# Task objective:
Present the following data again exactly as it is shown.

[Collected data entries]

-- Start --

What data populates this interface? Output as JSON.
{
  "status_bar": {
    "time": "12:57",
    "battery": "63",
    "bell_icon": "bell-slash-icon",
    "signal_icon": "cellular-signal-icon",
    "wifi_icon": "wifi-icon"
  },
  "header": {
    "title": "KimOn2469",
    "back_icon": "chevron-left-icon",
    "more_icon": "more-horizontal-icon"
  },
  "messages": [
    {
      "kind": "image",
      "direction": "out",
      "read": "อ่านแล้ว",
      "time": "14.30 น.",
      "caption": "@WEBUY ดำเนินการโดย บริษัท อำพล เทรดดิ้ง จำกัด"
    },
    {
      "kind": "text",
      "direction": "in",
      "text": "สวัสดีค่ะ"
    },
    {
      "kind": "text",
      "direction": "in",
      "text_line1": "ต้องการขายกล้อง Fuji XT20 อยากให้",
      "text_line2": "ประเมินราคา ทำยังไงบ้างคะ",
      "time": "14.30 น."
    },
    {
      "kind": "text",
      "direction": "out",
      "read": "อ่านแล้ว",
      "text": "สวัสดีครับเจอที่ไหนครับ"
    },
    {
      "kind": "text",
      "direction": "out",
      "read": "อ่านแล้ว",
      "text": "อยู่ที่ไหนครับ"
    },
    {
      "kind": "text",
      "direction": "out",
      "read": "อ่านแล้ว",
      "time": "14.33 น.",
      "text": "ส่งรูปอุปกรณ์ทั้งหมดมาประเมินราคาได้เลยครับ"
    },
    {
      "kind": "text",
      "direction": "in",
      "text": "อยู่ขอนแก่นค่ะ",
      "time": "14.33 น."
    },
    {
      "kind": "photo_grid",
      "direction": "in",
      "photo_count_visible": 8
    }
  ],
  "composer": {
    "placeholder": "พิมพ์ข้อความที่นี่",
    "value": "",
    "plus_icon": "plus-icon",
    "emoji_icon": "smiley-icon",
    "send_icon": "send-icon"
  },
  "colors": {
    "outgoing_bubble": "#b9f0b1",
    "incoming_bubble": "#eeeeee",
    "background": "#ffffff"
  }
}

-- End --

# Reply:
What data populates this interface? Output as JSON.
{
  "status_bar": {
    "time": "12:57",
    "battery": "63",
    "bell_icon": "bell-slash-icon",
    "signal_icon": "cellular-signal-icon",
    "wifi_icon": "wifi-icon"
  },
  "header": {
    "title": "KimOn2469",
    "back_icon": "chevron-left-icon",
    "more_icon": "more-horizontal-icon"
  },
  "messages": [
    {
      "kind": "image",
      "direction": "out",
      "read": "อ่านแล้ว",
      "time": "14.30 น.",
      "caption": "@WEBUY ดำเนินการโดย บริษัท อำพล เทรดดิ้ง จำกัด"
    },
    {
      "kind": "text",
      "direction": "in",
      "text": "สวัสดีค่ะ"
    },
    {
      "kind": "text",
      "direction": "in",
      "text_line1": "ต้องการขายกล้อง Fuji XT20 อยากให้",
      "text_line2": "ประเมินราคา ทำยังไงบ้างคะ",
      "time": "14.30 น."
    },
    {
      "kind": "text",
      "direction": "out",
      "read": "อ่านแล้ว",
      "text": "สวัสดีครับเจอที่ไหนครับ"
    },
    {
      "kind": "text",
      "direction": "out",
      "read": "อ่านแล้ว",
      "text": "อยู่ที่ไหนครับ"
    },
    {
      "kind": "text",
      "direction": "out",
      "read": "อ่านแล้ว",
      "time": "14.33 น.",
      "text": "ส่งรูปอุปกรณ์ทั้งหมดมาประเมินราคาได้เลยครับ"
    },
    {
      "kind": "text",
      "direction": "in",
      "text": "อยู่ขอนแก่นค่ะ",
      "time": "14.33 น."
    },
    {
      "kind": "photo_grid",
      "direction": "in",
      "photo_count_visible": 8
    }
  ],
  "composer": {
    "placeholder": "พิมพ์ข้อความที่นี่",
    "value": "",
    "plus_icon": "plus-icon",
    "emoji_icon": "smiley-icon",
    "send_icon": "send-icon"
  },
  "colors": {
    "outgoing_bubble": "#b9f0b1",
    "incoming_bubble": "#eeeeee",
    "background": "#ffffff"
  }
}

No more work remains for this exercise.